> **Short problem**
Return every record verbatim.

> **Data shown**
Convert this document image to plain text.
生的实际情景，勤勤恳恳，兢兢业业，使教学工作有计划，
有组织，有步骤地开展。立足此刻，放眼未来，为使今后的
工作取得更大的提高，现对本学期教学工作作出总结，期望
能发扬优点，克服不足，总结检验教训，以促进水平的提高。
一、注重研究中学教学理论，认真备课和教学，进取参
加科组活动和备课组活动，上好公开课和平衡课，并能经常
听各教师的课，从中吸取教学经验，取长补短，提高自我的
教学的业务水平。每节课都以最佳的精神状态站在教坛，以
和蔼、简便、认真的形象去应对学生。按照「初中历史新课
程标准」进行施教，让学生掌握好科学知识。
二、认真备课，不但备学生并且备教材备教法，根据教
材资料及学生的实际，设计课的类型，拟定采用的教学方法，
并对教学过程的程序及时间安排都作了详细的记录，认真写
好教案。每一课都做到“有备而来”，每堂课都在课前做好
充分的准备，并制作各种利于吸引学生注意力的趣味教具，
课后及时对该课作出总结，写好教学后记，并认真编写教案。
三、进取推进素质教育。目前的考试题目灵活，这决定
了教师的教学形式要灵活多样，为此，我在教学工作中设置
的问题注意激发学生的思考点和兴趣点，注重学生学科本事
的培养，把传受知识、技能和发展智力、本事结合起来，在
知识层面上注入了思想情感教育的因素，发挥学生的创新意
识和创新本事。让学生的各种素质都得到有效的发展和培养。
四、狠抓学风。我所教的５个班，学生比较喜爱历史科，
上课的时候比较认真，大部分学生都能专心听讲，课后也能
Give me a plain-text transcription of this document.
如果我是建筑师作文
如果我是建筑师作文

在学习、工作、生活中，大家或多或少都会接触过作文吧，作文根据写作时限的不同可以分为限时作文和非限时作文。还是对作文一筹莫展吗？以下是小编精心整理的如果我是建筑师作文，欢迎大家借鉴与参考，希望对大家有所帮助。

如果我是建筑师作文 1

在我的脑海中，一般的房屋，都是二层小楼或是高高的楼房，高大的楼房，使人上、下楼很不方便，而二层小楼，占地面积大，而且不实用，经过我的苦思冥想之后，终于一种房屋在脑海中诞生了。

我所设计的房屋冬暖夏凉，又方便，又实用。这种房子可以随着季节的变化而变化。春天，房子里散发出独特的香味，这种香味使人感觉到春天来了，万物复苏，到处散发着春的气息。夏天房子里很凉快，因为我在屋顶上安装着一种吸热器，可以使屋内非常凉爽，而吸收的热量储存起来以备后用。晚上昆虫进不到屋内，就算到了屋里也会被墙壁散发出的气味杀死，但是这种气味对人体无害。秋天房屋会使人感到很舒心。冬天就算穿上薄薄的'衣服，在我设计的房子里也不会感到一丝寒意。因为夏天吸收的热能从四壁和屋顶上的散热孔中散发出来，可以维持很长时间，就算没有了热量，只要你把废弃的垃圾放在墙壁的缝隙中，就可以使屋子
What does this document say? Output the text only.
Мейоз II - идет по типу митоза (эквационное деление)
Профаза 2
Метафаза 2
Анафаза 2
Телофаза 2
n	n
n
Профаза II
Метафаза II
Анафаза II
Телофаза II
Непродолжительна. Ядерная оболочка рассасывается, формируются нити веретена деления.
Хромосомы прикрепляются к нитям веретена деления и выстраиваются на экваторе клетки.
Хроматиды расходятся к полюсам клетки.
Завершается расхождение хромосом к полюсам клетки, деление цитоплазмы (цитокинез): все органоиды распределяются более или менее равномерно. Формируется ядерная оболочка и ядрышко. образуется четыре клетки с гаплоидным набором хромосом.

> **The answer**
Convert this document image to plain text.
生的实际情景，勤勤恳恳，兢兢业业，使教学工作有计划，
有组织，有步骤地开展。立足此刻，放眼未来，为使今后的
工作取得更大的提高，现对本学期教学工作作出总结，期望
能发扬优点，克服不足，总结检验教训，以促进水平的提高。
一、注重研究中学教学理论，认真备课和教学，进取参
加科组活动和备课组活动，上好公开课和平衡课，并能经常
听各教师的课，从中吸取教学经验，取长补短，提高自我的
教学的业务水平。每节课都以最佳的精神状态站在教坛，以
和蔼、简便、认真的形象去应对学生。按照「初中历史新课
程标准」进行施教，让学生掌握好科学知识。
二、认真备课，不但备学生并且备教材备教法，根据教
材资料及学生的实际，设计课的类型，拟定采用的教学方法，
并对教学过程的程序及时间安排都作了详细的记录，认真写
好教案。每一课都做到“有备而来”，每堂课都在课前做好
充分的准备，并制作各种利于吸引学生注意力的趣味教具，
课后及时对该课作出总结，写好教学后记，并认真编写教案。
三、进取推进素质教育。目前的考试题目灵活，这决定
了教师的教学形式要灵活多样，为此，我在教学工作中设置
的问题注意激发学生的思考点和兴趣点，注重学生学科本事
的培养，把传受知识、技能和发展智力、本事结合起来，在
知识层面上注入了思想情感教育的因素，发挥学生的创新意
识和创新本事。让学生的各种素质都得到有效的发展和培养。
四、狠抓学风。我所教的５个班，学生比较喜爱历史科，
上课的时候比较认真，大部分学生都能专心听讲，课后也能
Give me a plain-text transcription of this document.
如果我是建筑师作文
如果我是建筑师作文

在学习、工作、生活中，大家或多或少都会接触过作文吧，作文根据写作时限的不同可以分为限时作文和非限时作文。还是对作文一筹莫展吗？以下是小编精心整理的如果我是建筑师作文，欢迎大家借鉴与参考，希望对大家有所帮助。

如果我是建筑师作文 1

在我的脑海中，一般的房屋，都是二层小楼或是高高的楼房，高大的楼房，使人上、下楼很不方便，而二层小楼，占地面积大，而且不实用，经过我的苦思冥想之后，终于一种房屋在脑海中诞生了。

我所设计的房屋冬暖夏凉，又方便，又实用。这种房子可以随着季节的变化而变化。春天，房子里散发出独特的香味，这种香味使人感觉到春天来了，万物复苏，到处散发着春的气息。夏天房子里很凉快，因为我在屋顶上安装着一种吸热器，可以使屋内非常凉爽，而吸收的热量储存起来以备后用。晚上昆虫进不到屋内，就算到了屋里也会被墙壁散发出的气味杀死，但是这种气味对人体无害。秋天房屋会使人感到很舒心。冬天就算穿上薄薄的'衣服，在我设计的房子里也不会感到一丝寒意。因为夏天吸收的热能从四壁和屋顶上的散热孔中散发出来，可以维持很长时间，就算没有了热量，只要你把废弃的垃圾放在墙壁的缝隙中，就可以使屋子
What does this document say? Output the text only.
Мейоз II - идет по типу митоза (эквационное деление)
Профаза 2
Метафаза 2
Анафаза 2
Телофаза 2
n	n
n
Профаза II
Метафаза II
Анафаза II
Телофаза II
Непродолжительна. Ядерная оболочка рассасывается, формируются нити веретена деления.
Хромосомы прикрепляются к нитям веретена деления и выстраиваются на экваторе клетки.
Хроматиды расходятся к полюсам клетки.
Завершается расхождение хромосом к полюсам клетки, деление цитоплазмы (цитокинез): все органоиды распределяются более или менее равномерно. Формируется ядерная оболочка и ядрышко. образуется четыре клетки с гаплоидным набором хромосом.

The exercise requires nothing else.